───── DATASET ROWS

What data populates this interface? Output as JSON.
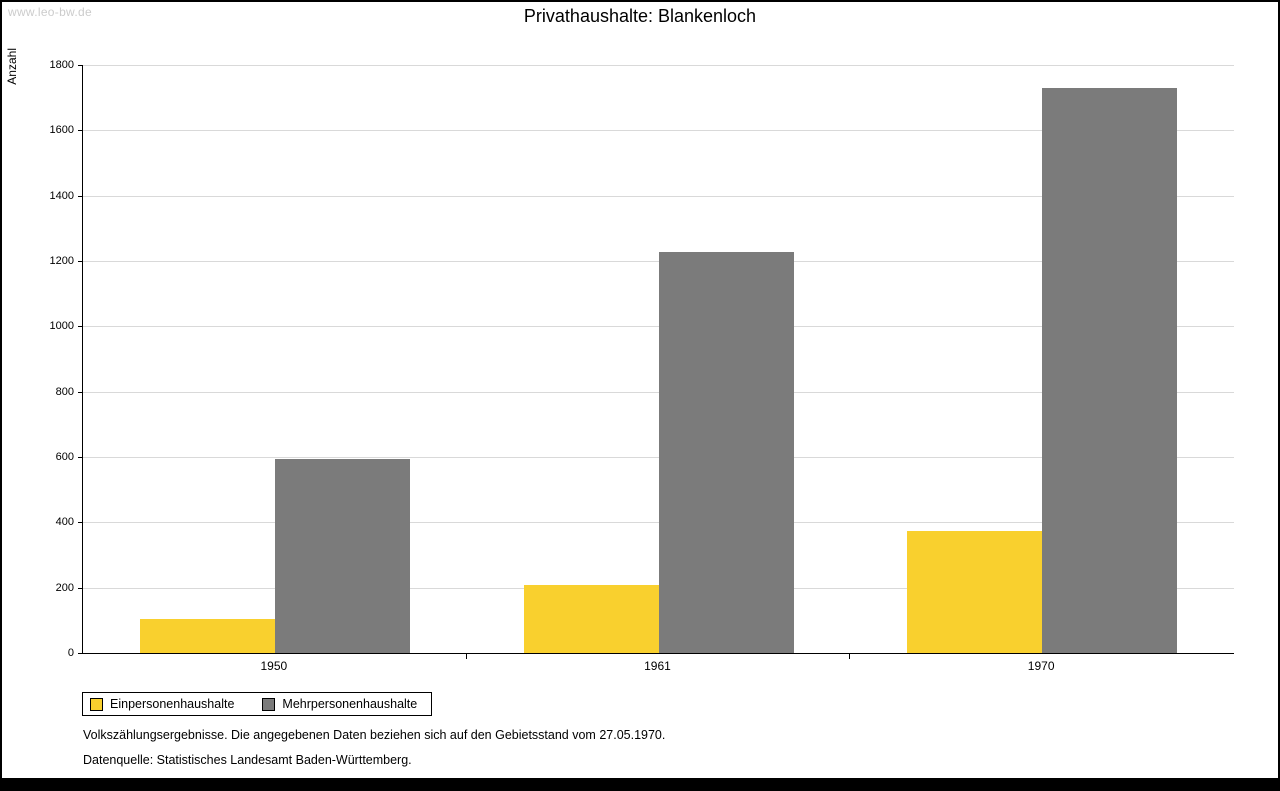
{
  "watermark": "www.leo-bw.de",
  "chart_data": {
    "type": "bar",
    "title": "Privathaushalte: Blankenloch",
    "xlabel": "",
    "ylabel": "Anzahl",
    "ylim": [
      0,
      1800
    ],
    "ytick_step": 200,
    "grid": true,
    "legend_position": "bottom-left",
    "categories": [
      "1950",
      "1961",
      "1970"
    ],
    "series": [
      {
        "name": "Einpersonenhaushalte",
        "color": "#f9d02e",
        "values": [
          105,
          207,
          375
        ]
      },
      {
        "name": "Mehrpersonenhaushalte",
        "color": "#7b7b7b",
        "values": [
          595,
          1228,
          1730
        ]
      }
    ]
  },
  "footer": {
    "line1": "Volkszählungsergebnisse. Die angegebenen Daten beziehen sich auf den Gebietsstand vom 27.05.1970.",
    "line2": "Datenquelle: Statistisches Landesamt Baden-Württemberg."
  }
}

──────────

**EXERCISE DETAILS**. Transcribe the records above exactly, omitting every picture they contain.

**CORRECT OUTPUT**.
What data populates this interface? Output as JSON.
{
  "watermark": "www.leo-bw.de",
  "chart_data": {
    "type": "bar",
    "title": "Privathaushalte: Blankenloch",
    "xlabel": "",
    "ylabel": "Anzahl",
    "ylim": [
      0,
      1800
    ],
    "ytick_step": 200,
    "grid": true,
    "legend_position": "bottom-left",
    "categories": [
      "1950",
      "1961",
      "1970"
    ],
    "series": [
      {
        "name": "Einpersonenhaushalte",
        "color": "#f9d02e",
        "values": [
          105,
          207,
          375
        ]
      },
      {
        "name": "Mehrpersonenhaushalte",
        "color": "#7b7b7b",
        "values": [
          595,
          1228,
          1730
        ]
      }
    ]
  },
  "footer": {
    "line1": "Volkszählungsergebnisse. Die angegebenen Daten beziehen sich auf den Gebietsstand vom 27.05.1970.",
    "line2": "Datenquelle: Statistisches Landesamt Baden-Württemberg."
  }
}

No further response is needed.